TASK >> Give the number of lines below that contain "stars", with no other output.

Dataset entries on figures:

________________________________________

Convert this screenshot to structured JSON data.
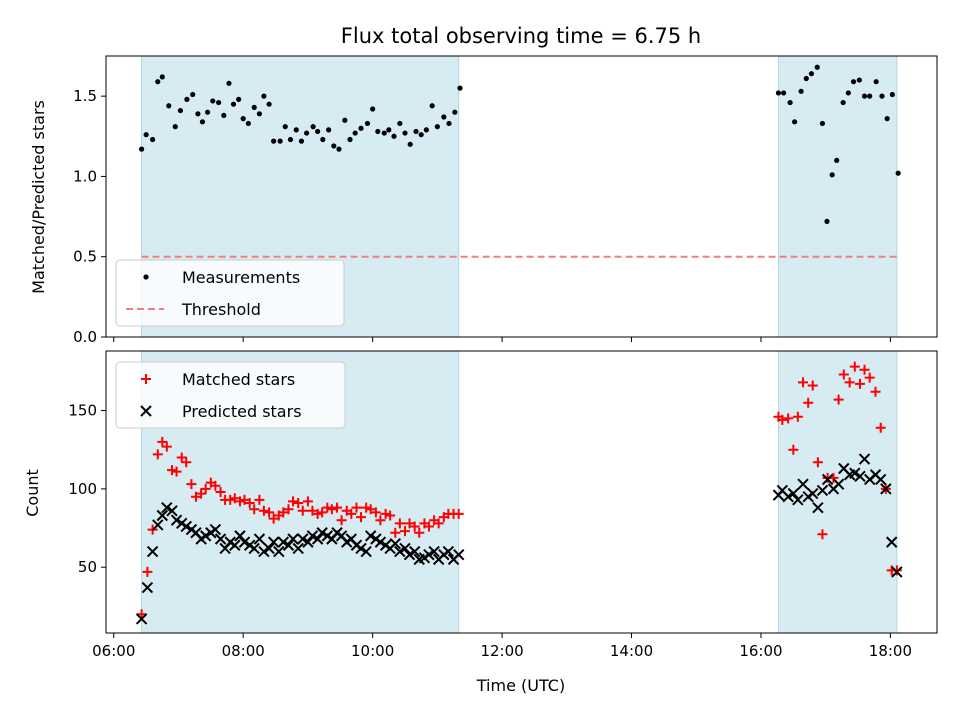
{
  "chart_data": [
    {
      "type": "scatter",
      "title": "Flux total observing time = 6.75 h",
      "xlabel": "",
      "ylabel": "Matched/Predicted stars",
      "xlim_hours": [
        5.88,
        18.72
      ],
      "ylim": [
        0,
        1.75
      ],
      "yticks": [
        0.0,
        0.5,
        1.0,
        1.5
      ],
      "yticklabels": [
        "0.0",
        "0.5",
        "1.0",
        "1.5"
      ],
      "legend_position": "lower-left",
      "shaded_intervals_hours": [
        [
          6.43,
          11.33
        ],
        [
          16.27,
          18.1
        ]
      ],
      "series": [
        {
          "name": "Measurements",
          "marker": "dot",
          "color": "#000000",
          "x_hours": [
            6.43,
            6.5,
            6.6,
            6.68,
            6.75,
            6.85,
            6.95,
            7.03,
            7.13,
            7.22,
            7.3,
            7.37,
            7.45,
            7.53,
            7.62,
            7.7,
            7.78,
            7.85,
            7.93,
            8.0,
            8.08,
            8.17,
            8.25,
            8.32,
            8.4,
            8.47,
            8.57,
            8.65,
            8.73,
            8.82,
            8.9,
            8.98,
            9.08,
            9.15,
            9.23,
            9.32,
            9.4,
            9.48,
            9.57,
            9.65,
            9.73,
            9.82,
            9.92,
            10.0,
            10.08,
            10.18,
            10.25,
            10.33,
            10.42,
            10.5,
            10.58,
            10.67,
            10.75,
            10.83,
            10.92,
            11.0,
            11.1,
            11.18,
            11.27,
            11.35,
            16.27,
            16.35,
            16.45,
            16.52,
            16.62,
            16.7,
            16.78,
            16.87,
            16.95,
            17.02,
            17.1,
            17.17,
            17.27,
            17.35,
            17.43,
            17.52,
            17.6,
            17.68,
            17.78,
            17.87,
            17.95,
            18.03,
            18.12
          ],
          "y": [
            1.17,
            1.26,
            1.23,
            1.59,
            1.62,
            1.44,
            1.31,
            1.41,
            1.48,
            1.51,
            1.39,
            1.34,
            1.4,
            1.47,
            1.46,
            1.38,
            1.58,
            1.45,
            1.48,
            1.36,
            1.33,
            1.43,
            1.39,
            1.5,
            1.45,
            1.22,
            1.22,
            1.31,
            1.23,
            1.29,
            1.22,
            1.27,
            1.31,
            1.28,
            1.23,
            1.29,
            1.19,
            1.17,
            1.35,
            1.23,
            1.27,
            1.3,
            1.33,
            1.42,
            1.28,
            1.27,
            1.29,
            1.25,
            1.33,
            1.27,
            1.2,
            1.28,
            1.26,
            1.29,
            1.44,
            1.31,
            1.37,
            1.33,
            1.4,
            1.55,
            1.52,
            1.52,
            1.46,
            1.34,
            1.53,
            1.61,
            1.64,
            1.68,
            1.33,
            0.72,
            1.01,
            1.1,
            1.46,
            1.52,
            1.59,
            1.6,
            1.5,
            1.5,
            1.59,
            1.5,
            1.36,
            1.51,
            1.02
          ]
        },
        {
          "name": "Threshold",
          "type": "line",
          "style": "dashed",
          "color": "#f08080",
          "x_hours": [
            6.43,
            18.12
          ],
          "y": [
            0.5,
            0.5
          ]
        }
      ]
    },
    {
      "type": "scatter",
      "title": "",
      "xlabel": "Time (UTC)",
      "ylabel": "Count",
      "xlim_hours": [
        5.88,
        18.72
      ],
      "ylim": [
        8,
        188
      ],
      "xticks_hours": [
        6,
        8,
        10,
        12,
        14,
        16,
        18
      ],
      "xticklabels": [
        "06:00",
        "08:00",
        "10:00",
        "12:00",
        "14:00",
        "16:00",
        "18:00"
      ],
      "yticks": [
        50,
        100,
        150
      ],
      "yticklabels": [
        "50",
        "100",
        "150"
      ],
      "legend_position": "top-left",
      "shaded_intervals_hours": [
        [
          6.43,
          11.33
        ],
        [
          16.27,
          18.1
        ]
      ],
      "series": [
        {
          "name": "Matched stars",
          "marker": "plus",
          "color": "#ff0000",
          "x_hours": [
            6.43,
            6.52,
            6.6,
            6.68,
            6.75,
            6.82,
            6.9,
            6.97,
            7.05,
            7.12,
            7.2,
            7.27,
            7.35,
            7.42,
            7.5,
            7.57,
            7.65,
            7.72,
            7.8,
            7.87,
            7.95,
            8.02,
            8.1,
            8.17,
            8.25,
            8.32,
            8.4,
            8.47,
            8.55,
            8.62,
            8.7,
            8.77,
            8.85,
            8.92,
            9.0,
            9.07,
            9.15,
            9.22,
            9.3,
            9.37,
            9.45,
            9.52,
            9.6,
            9.67,
            9.75,
            9.82,
            9.9,
            9.97,
            10.05,
            10.12,
            10.2,
            10.27,
            10.35,
            10.42,
            10.5,
            10.57,
            10.65,
            10.72,
            10.8,
            10.87,
            10.95,
            11.02,
            11.1,
            11.17,
            11.25,
            11.33,
            16.27,
            16.33,
            16.42,
            16.5,
            16.57,
            16.65,
            16.73,
            16.8,
            16.88,
            16.95,
            17.03,
            17.12,
            17.2,
            17.28,
            17.37,
            17.45,
            17.53,
            17.6,
            17.68,
            17.77,
            17.85,
            17.93,
            18.02,
            18.1
          ],
          "y": [
            20,
            47,
            74,
            122,
            130,
            127,
            112,
            111,
            120,
            117,
            103,
            95,
            97,
            100,
            104,
            102,
            98,
            93,
            93,
            94,
            92,
            93,
            91,
            87,
            93,
            86,
            85,
            81,
            83,
            85,
            87,
            92,
            91,
            86,
            92,
            86,
            84,
            85,
            88,
            87,
            88,
            80,
            86,
            84,
            88,
            82,
            88,
            87,
            85,
            80,
            84,
            83,
            72,
            78,
            73,
            78,
            76,
            72,
            78,
            76,
            80,
            78,
            82,
            84,
            84,
            84,
            146,
            144,
            145,
            125,
            146,
            168,
            155,
            166,
            117,
            71,
            107,
            107,
            157,
            173,
            168,
            178,
            167,
            176,
            171,
            162,
            139,
            100,
            48,
            48
          ]
        },
        {
          "name": "Predicted stars",
          "marker": "x",
          "color": "#000000",
          "x_hours": [
            6.43,
            6.52,
            6.6,
            6.68,
            6.75,
            6.82,
            6.9,
            6.97,
            7.05,
            7.12,
            7.2,
            7.27,
            7.35,
            7.42,
            7.5,
            7.57,
            7.65,
            7.72,
            7.8,
            7.87,
            7.95,
            8.02,
            8.1,
            8.17,
            8.25,
            8.32,
            8.4,
            8.47,
            8.55,
            8.62,
            8.7,
            8.77,
            8.85,
            8.92,
            9.0,
            9.07,
            9.15,
            9.22,
            9.3,
            9.37,
            9.45,
            9.52,
            9.6,
            9.67,
            9.75,
            9.82,
            9.9,
            9.97,
            10.05,
            10.12,
            10.2,
            10.27,
            10.35,
            10.42,
            10.5,
            10.57,
            10.65,
            10.72,
            10.8,
            10.87,
            10.95,
            11.02,
            11.1,
            11.17,
            11.25,
            11.33,
            16.27,
            16.33,
            16.42,
            16.5,
            16.57,
            16.65,
            16.73,
            16.8,
            16.88,
            16.95,
            17.03,
            17.12,
            17.2,
            17.28,
            17.37,
            17.45,
            17.53,
            17.6,
            17.68,
            17.77,
            17.85,
            17.93,
            18.02,
            18.1
          ],
          "y": [
            17,
            37,
            60,
            77,
            83,
            88,
            86,
            80,
            78,
            76,
            74,
            72,
            68,
            70,
            72,
            74,
            68,
            62,
            66,
            64,
            70,
            66,
            64,
            62,
            68,
            60,
            62,
            66,
            60,
            66,
            64,
            68,
            62,
            68,
            66,
            70,
            68,
            72,
            70,
            68,
            72,
            70,
            66,
            68,
            64,
            62,
            60,
            70,
            68,
            66,
            64,
            62,
            65,
            60,
            62,
            58,
            60,
            55,
            56,
            58,
            60,
            55,
            58,
            60,
            55,
            58,
            96,
            99,
            95,
            97,
            93,
            103,
            95,
            97,
            88,
            99,
            106,
            100,
            103,
            113,
            109,
            110,
            108,
            119,
            106,
            109,
            106,
            100,
            66,
            47
          ]
        }
      ]
    }
  ]
}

________________________________________

ANSWER TO THIS EXERCISE >> 3